=== Dataset extract ===

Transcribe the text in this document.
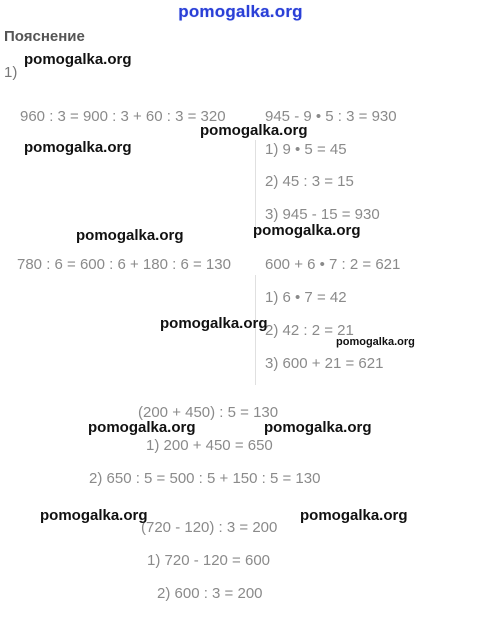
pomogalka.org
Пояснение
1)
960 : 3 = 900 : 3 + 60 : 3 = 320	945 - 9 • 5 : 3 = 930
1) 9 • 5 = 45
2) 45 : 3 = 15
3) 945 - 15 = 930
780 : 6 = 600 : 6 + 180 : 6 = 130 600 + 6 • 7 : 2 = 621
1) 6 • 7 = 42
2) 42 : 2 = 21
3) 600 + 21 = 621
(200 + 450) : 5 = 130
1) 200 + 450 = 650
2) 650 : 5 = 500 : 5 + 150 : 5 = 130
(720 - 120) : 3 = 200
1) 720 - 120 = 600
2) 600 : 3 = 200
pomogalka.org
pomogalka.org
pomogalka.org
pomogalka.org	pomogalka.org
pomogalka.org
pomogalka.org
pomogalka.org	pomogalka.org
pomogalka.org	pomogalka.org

=== Instructions for the task ===
Transcribe all of the material exactly, leaving out whatever pictures it contains.

=== Solution to the problem ===
Transcribe the text in this document.
pomogalka.org
Пояснение
1)
960 : 3 = 900 : 3 + 60 : 3 = 320	945 - 9 • 5 : 3 = 930
1) 9 • 5 = 45
2) 45 : 3 = 15
3) 945 - 15 = 930
780 : 6 = 600 : 6 + 180 : 6 = 130 600 + 6 • 7 : 2 = 621
1) 6 • 7 = 42
2) 42 : 2 = 21
3) 600 + 21 = 621
(200 + 450) : 5 = 130
1) 200 + 450 = 650
2) 650 : 5 = 500 : 5 + 150 : 5 = 130
(720 - 120) : 3 = 200
1) 720 - 120 = 600
2) 600 : 3 = 200
pomogalka.org
pomogalka.org
pomogalka.org
pomogalka.org	pomogalka.org
pomogalka.org
pomogalka.org
pomogalka.org	pomogalka.org
pomogalka.org	pomogalka.org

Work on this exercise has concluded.